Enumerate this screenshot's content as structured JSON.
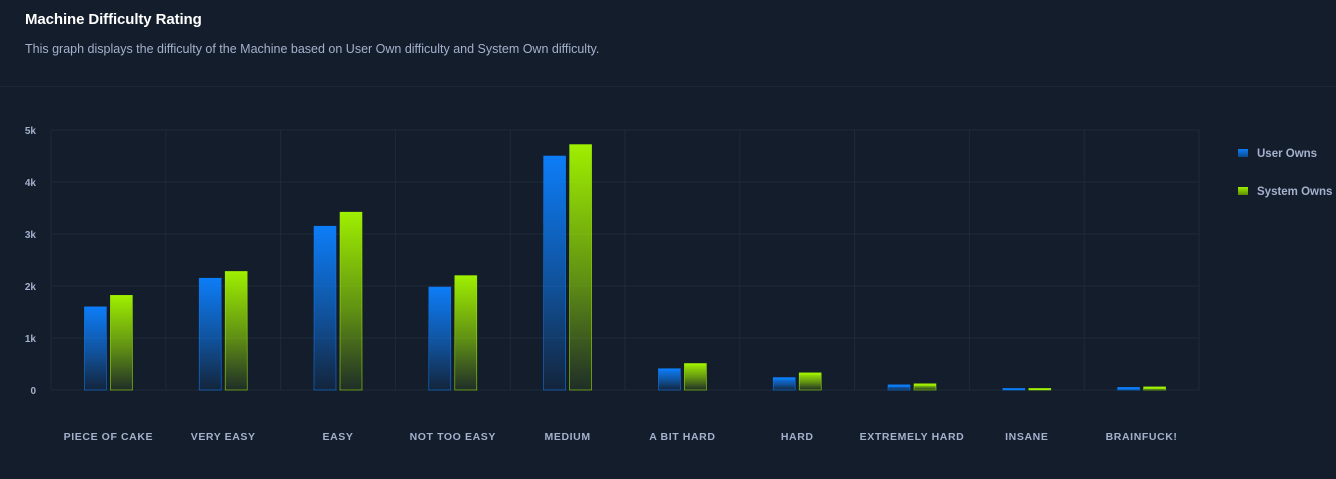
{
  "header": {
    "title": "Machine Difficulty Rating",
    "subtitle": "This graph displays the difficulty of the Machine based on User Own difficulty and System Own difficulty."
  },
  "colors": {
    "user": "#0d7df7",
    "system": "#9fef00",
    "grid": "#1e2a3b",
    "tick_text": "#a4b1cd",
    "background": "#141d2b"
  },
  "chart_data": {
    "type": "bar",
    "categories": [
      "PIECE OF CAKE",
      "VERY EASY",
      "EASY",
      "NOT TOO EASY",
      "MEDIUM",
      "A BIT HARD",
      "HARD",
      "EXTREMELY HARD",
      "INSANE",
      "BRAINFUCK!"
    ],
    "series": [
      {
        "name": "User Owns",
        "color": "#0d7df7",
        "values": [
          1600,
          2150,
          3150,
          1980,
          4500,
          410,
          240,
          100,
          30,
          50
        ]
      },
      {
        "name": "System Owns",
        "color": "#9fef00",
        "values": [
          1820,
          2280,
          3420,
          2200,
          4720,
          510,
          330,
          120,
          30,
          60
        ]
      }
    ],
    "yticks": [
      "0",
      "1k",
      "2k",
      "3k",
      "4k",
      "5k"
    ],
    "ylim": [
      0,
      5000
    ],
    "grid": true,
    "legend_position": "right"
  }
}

○ ○ ○

Problem: Leave out the pictures and output every record above precisely as given.

Written answer:
Enumerate this screenshot's content as structured JSON.
{
  "header": {
    "title": "Machine Difficulty Rating",
    "subtitle": "This graph displays the difficulty of the Machine based on User Own difficulty and System Own difficulty."
  },
  "colors": {
    "user": "#0d7df7",
    "system": "#9fef00",
    "grid": "#1e2a3b",
    "tick_text": "#a4b1cd",
    "background": "#141d2b"
  },
  "chart_data": {
    "type": "bar",
    "categories": [
      "PIECE OF CAKE",
      "VERY EASY",
      "EASY",
      "NOT TOO EASY",
      "MEDIUM",
      "A BIT HARD",
      "HARD",
      "EXTREMELY HARD",
      "INSANE",
      "BRAINFUCK!"
    ],
    "series": [
      {
        "name": "User Owns",
        "color": "#0d7df7",
        "values": [
          1600,
          2150,
          3150,
          1980,
          4500,
          410,
          240,
          100,
          30,
          50
        ]
      },
      {
        "name": "System Owns",
        "color": "#9fef00",
        "values": [
          1820,
          2280,
          3420,
          2200,
          4720,
          510,
          330,
          120,
          30,
          60
        ]
      }
    ],
    "yticks": [
      "0",
      "1k",
      "2k",
      "3k",
      "4k",
      "5k"
    ],
    "ylim": [
      0,
      5000
    ],
    "grid": true,
    "legend_position": "right"
  }
}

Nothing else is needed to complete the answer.